El kirchnerismo no solo leyó los índices sociales, también interpretó que varios de los conflictos tienen como denominador común el envalentonamiento de la izquierda trotskista, en particular del Partido Obrero, que desafía fuertemente su base de sustentación. Nada más gráfico que los piquetes en el centro porteño, que pasaron de unas 3000 personas el año pasado a más de 30.000 en las últimas movilizaciones. Quizás por eso Máximo Kirchner mantiene una línea abierta a través de Pablo Moyano (lo llamó para calmarlo cuando amenazó partir la CGT), quien ofició de representante de Alejandro Crespo en el conflicto de los neumáticos. Juan Grabois, en tanto, es el nexo con Belliboni. El kirchnerismo profundo no deja de hacer el doble juego de ser parte del Gobierno y al mismo tiempo oxigenar su naturaleza opositora, para liberar la presión de sus propias bases.
Massa, astuto, ya ofrece una respuesta a estas presiones. Impulsa un bono a la indigencia cuyo formato, monto y universo recién empezará a discutirse mañana con la Anses. Solo se sabe que tiene para distribuir $75.000 millones y que no apelará a las bases de la AUH o el IFE, sino que buscará elaborar un registro nuevo. El mismo instinto de supervivencia llevó a Massa a postergar un mes más la suba de las tarifas, para evitar un impacto en octubre. Lo hizo con argumentos técnicos atribuidos a la segmentación imposible, aunque también pesó la lectura política de la oportunidad. Lo que aseguran en su entorno que no está dispuesto a hacer es endurecer los controles de precios o intervenir en la cadena de producción de las empresas, como pretende la vicepresidenta. Gabriel Rubinstein buscó hacer docencia sobre el tema, pero su lección no fue muy bien recibida en el alumnado camporista.
Cuando el lunes a la noche Alberto Fernández recibió a la cúpula de la CGT los gremialistas le pidieron mayor participación para moderar la tensión social, minimizando el dato de que en ese mismo acto estaban generando un cortocircuito fatal con Pablo Moyano. El Presidente cumplió: buscó calmar la interna al recibir al camionero dos días después y ofreció a Julio Vitobello de intermediario con Crespo para acercar posiciones. El propio Fernández habló con los empresarios del sector de neumáticos para conciliar. Su mejor versión por un rato volvió a ser la del operador tras bambalinas, como cuando era jefe de Gabinete. Pero eludió ejercer su poder presidencial al pasar por alto la violenta ocupación de camioneros a una planta logística de Avellaneda o al obviar las exaltaciones verbales de Moyano hijo que auguran más conflictividad. Los líderes gremiales entraron en una competencia por ver quién recompone mejor la pérdida salarial y ya superaron la cautela de no hablar de paritarias de tres dígitos, un tabú hasta hace pocas semanas.
En esa misma cena del lunes, Fernández sorprendió a los comensales con una confidencia: quiere que haya PASO el año próximo para poder competir por su reelección. A uno de sus íntimos le confesó esta semana: “Si el kirchnerismo no se da cuenta de que en 2023 habrán pasado 20 años desde que Néstor llegó al poder, y cómo se desgastaron en el camino, no entienden nada. Nosotros desde el peronismo, debemos enfrentarlos”. Otra función para el Gaumont.

## Líneas listadas
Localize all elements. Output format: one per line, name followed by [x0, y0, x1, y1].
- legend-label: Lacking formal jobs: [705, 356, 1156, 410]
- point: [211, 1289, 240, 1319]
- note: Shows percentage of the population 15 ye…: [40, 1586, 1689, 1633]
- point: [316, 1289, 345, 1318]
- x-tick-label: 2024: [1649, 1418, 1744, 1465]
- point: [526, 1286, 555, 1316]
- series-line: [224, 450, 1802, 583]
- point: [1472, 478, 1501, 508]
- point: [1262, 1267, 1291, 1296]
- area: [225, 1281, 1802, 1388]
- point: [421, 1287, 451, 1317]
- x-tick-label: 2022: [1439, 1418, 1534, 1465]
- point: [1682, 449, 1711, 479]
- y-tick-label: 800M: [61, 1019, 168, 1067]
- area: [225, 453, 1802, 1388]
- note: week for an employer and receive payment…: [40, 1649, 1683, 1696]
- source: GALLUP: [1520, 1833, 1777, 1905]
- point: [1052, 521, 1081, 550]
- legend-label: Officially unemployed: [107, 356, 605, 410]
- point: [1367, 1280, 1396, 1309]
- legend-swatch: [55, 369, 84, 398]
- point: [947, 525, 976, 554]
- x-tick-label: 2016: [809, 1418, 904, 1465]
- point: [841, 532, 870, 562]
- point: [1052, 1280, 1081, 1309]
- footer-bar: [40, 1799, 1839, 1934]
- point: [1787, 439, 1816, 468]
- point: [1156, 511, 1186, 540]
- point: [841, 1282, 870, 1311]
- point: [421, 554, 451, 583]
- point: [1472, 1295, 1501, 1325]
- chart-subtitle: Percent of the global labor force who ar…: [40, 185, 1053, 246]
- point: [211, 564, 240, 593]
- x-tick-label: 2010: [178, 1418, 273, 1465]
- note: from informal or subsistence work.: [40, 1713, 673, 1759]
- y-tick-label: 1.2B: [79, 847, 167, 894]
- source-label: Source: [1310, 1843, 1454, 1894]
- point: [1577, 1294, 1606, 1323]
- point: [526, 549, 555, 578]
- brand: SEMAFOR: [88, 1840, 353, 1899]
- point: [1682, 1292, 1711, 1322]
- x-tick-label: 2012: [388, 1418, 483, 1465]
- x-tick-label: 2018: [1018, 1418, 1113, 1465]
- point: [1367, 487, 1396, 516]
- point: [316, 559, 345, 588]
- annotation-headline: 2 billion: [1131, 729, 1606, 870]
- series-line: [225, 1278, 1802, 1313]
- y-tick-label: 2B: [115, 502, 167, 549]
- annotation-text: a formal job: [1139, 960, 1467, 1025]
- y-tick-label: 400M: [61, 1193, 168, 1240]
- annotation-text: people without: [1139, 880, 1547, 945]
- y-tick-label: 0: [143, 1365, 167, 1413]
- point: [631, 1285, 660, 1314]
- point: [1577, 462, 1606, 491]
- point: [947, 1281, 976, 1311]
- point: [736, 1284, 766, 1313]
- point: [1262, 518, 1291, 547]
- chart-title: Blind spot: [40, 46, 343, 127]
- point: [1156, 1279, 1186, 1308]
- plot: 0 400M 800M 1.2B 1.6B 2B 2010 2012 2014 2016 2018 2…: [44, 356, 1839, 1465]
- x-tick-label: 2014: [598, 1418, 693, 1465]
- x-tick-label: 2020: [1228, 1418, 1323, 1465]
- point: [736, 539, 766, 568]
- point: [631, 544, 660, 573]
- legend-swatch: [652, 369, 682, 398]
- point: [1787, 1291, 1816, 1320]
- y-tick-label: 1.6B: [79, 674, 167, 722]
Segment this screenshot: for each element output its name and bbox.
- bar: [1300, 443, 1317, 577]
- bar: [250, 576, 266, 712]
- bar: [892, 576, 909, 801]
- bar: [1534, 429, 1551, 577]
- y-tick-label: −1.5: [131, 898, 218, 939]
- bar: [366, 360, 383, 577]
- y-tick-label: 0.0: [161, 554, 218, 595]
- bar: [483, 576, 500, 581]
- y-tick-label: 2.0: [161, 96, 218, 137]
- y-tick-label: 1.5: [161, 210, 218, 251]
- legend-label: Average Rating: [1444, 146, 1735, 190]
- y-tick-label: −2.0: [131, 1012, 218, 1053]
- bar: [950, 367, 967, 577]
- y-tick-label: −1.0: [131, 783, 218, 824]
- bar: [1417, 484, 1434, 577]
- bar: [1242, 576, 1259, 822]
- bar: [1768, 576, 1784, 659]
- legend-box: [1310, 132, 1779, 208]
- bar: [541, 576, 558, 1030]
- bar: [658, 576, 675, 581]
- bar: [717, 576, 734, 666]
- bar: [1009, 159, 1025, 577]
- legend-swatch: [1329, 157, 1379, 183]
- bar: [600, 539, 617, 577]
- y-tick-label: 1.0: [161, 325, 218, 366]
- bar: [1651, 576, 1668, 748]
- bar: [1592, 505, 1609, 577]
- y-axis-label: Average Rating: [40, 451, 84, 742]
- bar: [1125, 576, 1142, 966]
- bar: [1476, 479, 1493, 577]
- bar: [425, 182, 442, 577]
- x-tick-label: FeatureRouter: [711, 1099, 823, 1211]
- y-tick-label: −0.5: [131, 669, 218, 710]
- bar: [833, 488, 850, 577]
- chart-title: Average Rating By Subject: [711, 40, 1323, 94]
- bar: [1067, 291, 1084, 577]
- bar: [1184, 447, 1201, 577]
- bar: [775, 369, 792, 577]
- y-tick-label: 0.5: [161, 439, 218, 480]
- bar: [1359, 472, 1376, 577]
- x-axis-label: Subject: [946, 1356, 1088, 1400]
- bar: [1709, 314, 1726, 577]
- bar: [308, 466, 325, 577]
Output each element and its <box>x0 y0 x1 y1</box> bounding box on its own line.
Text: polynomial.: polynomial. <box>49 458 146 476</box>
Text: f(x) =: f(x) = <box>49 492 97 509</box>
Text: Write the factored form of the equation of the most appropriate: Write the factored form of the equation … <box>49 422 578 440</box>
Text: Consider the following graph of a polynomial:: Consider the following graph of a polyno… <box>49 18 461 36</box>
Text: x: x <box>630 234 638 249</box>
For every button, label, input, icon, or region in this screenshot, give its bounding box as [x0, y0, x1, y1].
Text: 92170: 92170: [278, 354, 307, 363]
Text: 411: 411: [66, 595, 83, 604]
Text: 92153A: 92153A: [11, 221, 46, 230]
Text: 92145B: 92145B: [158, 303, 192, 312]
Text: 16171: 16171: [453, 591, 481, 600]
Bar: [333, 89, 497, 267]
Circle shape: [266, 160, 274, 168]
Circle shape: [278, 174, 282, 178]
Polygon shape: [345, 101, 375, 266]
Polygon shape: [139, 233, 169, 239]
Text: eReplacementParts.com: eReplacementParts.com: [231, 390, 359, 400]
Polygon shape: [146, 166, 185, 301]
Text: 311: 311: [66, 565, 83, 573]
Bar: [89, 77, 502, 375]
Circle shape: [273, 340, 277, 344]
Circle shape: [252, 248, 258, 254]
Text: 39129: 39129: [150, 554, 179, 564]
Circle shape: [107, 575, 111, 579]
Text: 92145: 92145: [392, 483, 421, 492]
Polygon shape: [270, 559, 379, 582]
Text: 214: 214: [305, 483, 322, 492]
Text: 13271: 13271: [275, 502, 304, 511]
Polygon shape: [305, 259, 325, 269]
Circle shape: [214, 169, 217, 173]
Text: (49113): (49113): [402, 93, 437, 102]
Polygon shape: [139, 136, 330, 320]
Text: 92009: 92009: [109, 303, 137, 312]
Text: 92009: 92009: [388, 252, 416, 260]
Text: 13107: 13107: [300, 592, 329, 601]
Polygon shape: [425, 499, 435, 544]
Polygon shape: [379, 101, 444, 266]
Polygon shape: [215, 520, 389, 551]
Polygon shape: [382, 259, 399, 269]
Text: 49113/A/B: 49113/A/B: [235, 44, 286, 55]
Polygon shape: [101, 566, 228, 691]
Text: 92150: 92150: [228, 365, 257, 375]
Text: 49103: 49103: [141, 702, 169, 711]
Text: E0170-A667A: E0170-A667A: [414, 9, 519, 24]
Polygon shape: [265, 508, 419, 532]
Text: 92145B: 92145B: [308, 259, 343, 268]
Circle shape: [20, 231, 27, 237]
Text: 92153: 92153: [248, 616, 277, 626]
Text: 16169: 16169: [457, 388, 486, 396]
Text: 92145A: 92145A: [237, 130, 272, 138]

## Completa lo siguiente
(A) Repite sin cambios el fragmento del texto de la página que va desde "En esa misma" hasta "para el Gaumont.".
(B) Según el texto de la página, ¿qué monto tiene Massa para distribuir con el bono a la indigencia?
Las líneas no son necesarias para nada.

## Resultados
(A)
En esa misma cena del lunes, Fernández sorprendió a los comensales con una confidencia: quiere que haya PASO el año próximo para poder competir por su reelección. A uno de sus íntimos le confesó esta semana: “Si el kirchnerismo no se da cuenta de que en 2023 habrán pasado 20 años desde que Néstor llegó al poder, y cómo se desgastaron en el camino, no entienden nada. Nosotros desde el peronismo, debemos enfrentarlos”. Otra función para el Gaumont.

(B) $75.000 millones.